- Your objective: From the listing that follows, output everything exactly except the pictures.

- Supplied material:
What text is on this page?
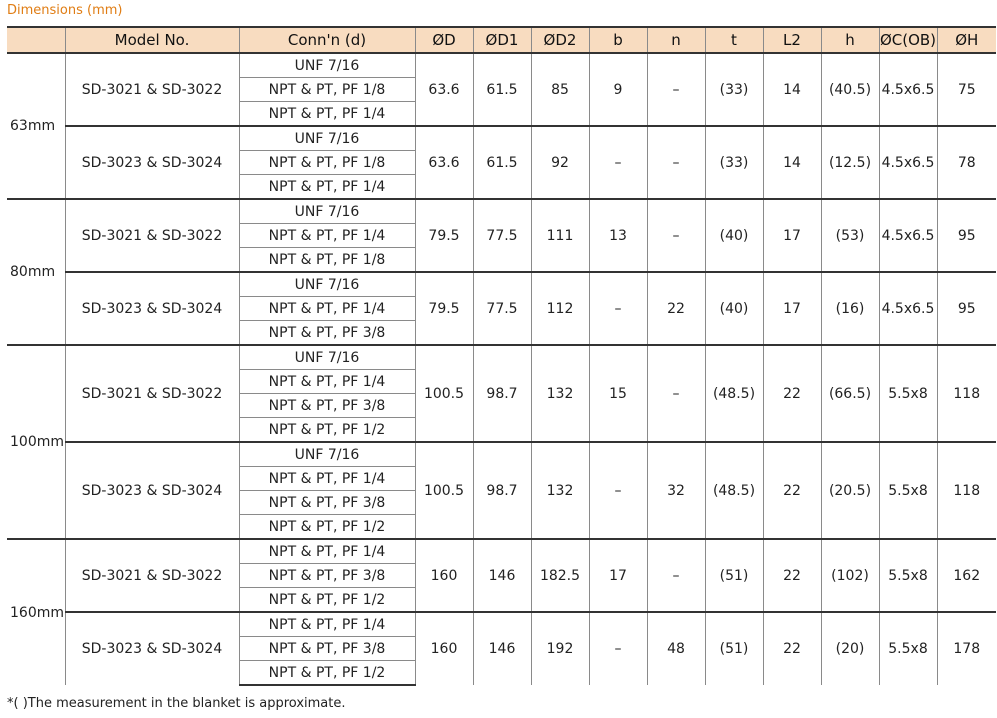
Dimensions (mm)
	Model No.	Conn'n (d)	ØD	ØD1	ØD2	b	n	t	L2	h	ØC(OB)	ØH
63mm	SD-3021 & SD-3022	UNF 7/16	63.6	61.5	85	9	–	(33)	14	(40.5)	4.5x6.5	75
		NPT & PT, PF 1/8										
		NPT & PT, PF 1/4										
	SD-3023 & SD-3024	UNF 7/16	63.6	61.5	92	–	–	(33)	14	(12.5)	4.5x6.5	78
		NPT & PT, PF 1/8										
		NPT & PT, PF 1/4										
80mm	SD-3021 & SD-3022	UNF 7/16	79.5	77.5	111	13	–	(40)	17	(53)	4.5x6.5	95
		NPT & PT, PF 1/4										
		NPT & PT, PF 1/8										
	SD-3023 & SD-3024	UNF 7/16	79.5	77.5	112	–	22	(40)	17	(16)	4.5x6.5	95
		NPT & PT, PF 1/4										
		NPT & PT, PF 3/8										
100mm	SD-3021 & SD-3022	UNF 7/16	100.5	98.7	132	15	–	(48.5)	22	(66.5)	5.5x8	118
		NPT & PT, PF 1/4										
		NPT & PT, PF 3/8										
		NPT & PT, PF 1/2										
	SD-3023 & SD-3024	UNF 7/16	100.5	98.7	132	–	32	(48.5)	22	(20.5)	5.5x8	118
		NPT & PT, PF 1/4										
		NPT & PT, PF 3/8										
		NPT & PT, PF 1/2										
160mm	SD-3021 & SD-3022	NPT & PT, PF 1/4	160	146	182.5	17	–	(51)	22	(102)	5.5x8	162
		NPT & PT, PF 3/8										
		NPT & PT, PF 1/2										
	SD-3023 & SD-3024	NPT & PT, PF 1/4	160	146	192	–	48	(51)	22	(20)	5.5x8	178
		NPT & PT, PF 3/8										
		NPT & PT, PF 1/2										
*( )The measurement in the blanket is approximate.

- Reply to the exercise:
What text is on this page?
Dimensions (mm)
	Model No.	Conn'n (d)	ØD	ØD1	ØD2	b	n	t	L2	h	ØC(OB)	ØH
63mm	SD-3021 & SD-3022	UNF 7/16	63.6	61.5	85	9	–	(33)	14	(40.5)	4.5x6.5	75
		NPT & PT, PF 1/8										
		NPT & PT, PF 1/4										
	SD-3023 & SD-3024	UNF 7/16	63.6	61.5	92	–	–	(33)	14	(12.5)	4.5x6.5	78
		NPT & PT, PF 1/8										
		NPT & PT, PF 1/4										
80mm	SD-3021 & SD-3022	UNF 7/16	79.5	77.5	111	13	–	(40)	17	(53)	4.5x6.5	95
		NPT & PT, PF 1/4										
		NPT & PT, PF 1/8										
	SD-3023 & SD-3024	UNF 7/16	79.5	77.5	112	–	22	(40)	17	(16)	4.5x6.5	95
		NPT & PT, PF 1/4										
		NPT & PT, PF 3/8										
100mm	SD-3021 & SD-3022	UNF 7/16	100.5	98.7	132	15	–	(48.5)	22	(66.5)	5.5x8	118
		NPT & PT, PF 1/4										
		NPT & PT, PF 3/8										
		NPT & PT, PF 1/2										
	SD-3023 & SD-3024	UNF 7/16	100.5	98.7	132	–	32	(48.5)	22	(20.5)	5.5x8	118
		NPT & PT, PF 1/4										
		NPT & PT, PF 3/8										
		NPT & PT, PF 1/2										
160mm	SD-3021 & SD-3022	NPT & PT, PF 1/4	160	146	182.5	17	–	(51)	22	(102)	5.5x8	162
		NPT & PT, PF 3/8										
		NPT & PT, PF 1/2										
	SD-3023 & SD-3024	NPT & PT, PF 1/4	160	146	192	–	48	(51)	22	(20)	5.5x8	178
		NPT & PT, PF 3/8										
		NPT & PT, PF 1/2										
*( )The measurement in the blanket is approximate.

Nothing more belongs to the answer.